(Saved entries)
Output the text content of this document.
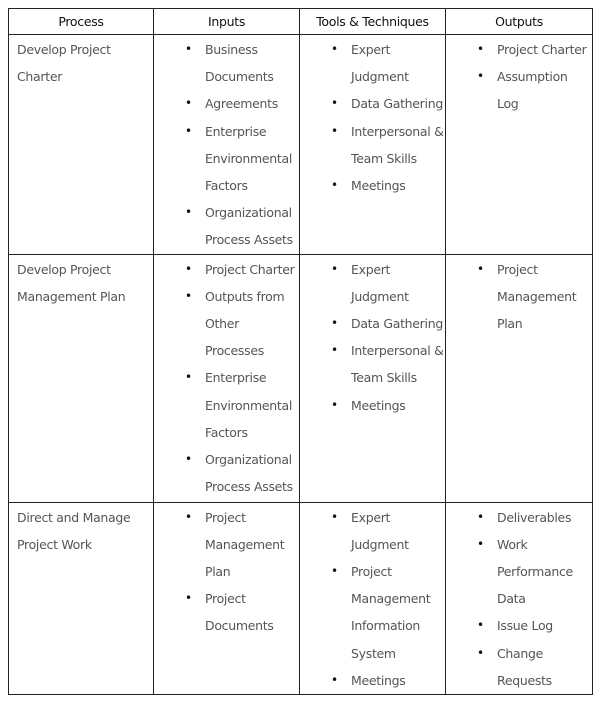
Process	Inputs	Tools & Techniques	Outputs
Develop Project Charter	
• Business Documents
• Agreements
• Enterprise Environmental Factors
• Organizational Process Assets

• Expert Judgment
• Data Gathering
• Interpersonal & Team Skills
• Meetings

• Project Charter
• Assumption Log

Develop Project Management Plan	
• Project Charter
• Outputs from Other Processes
• Enterprise Environmental Factors
• Organizational Process Assets

• Expert Judgment
• Data Gathering
• Interpersonal & Team Skills
• Meetings

• Project Management Plan

Direct and Manage Project Work	
• Project Management Plan
• Project Documents

• Expert Judgment
• Project Management Information System
• Meetings

• Deliverables
• Work Performance Data
• Issue Log
• Change Requests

▶ [TASK STATEMENT]: The word "Develop" may turn up on some lines of these records; say how many, with no other words.

▶ [ANSWER BELOW]: 2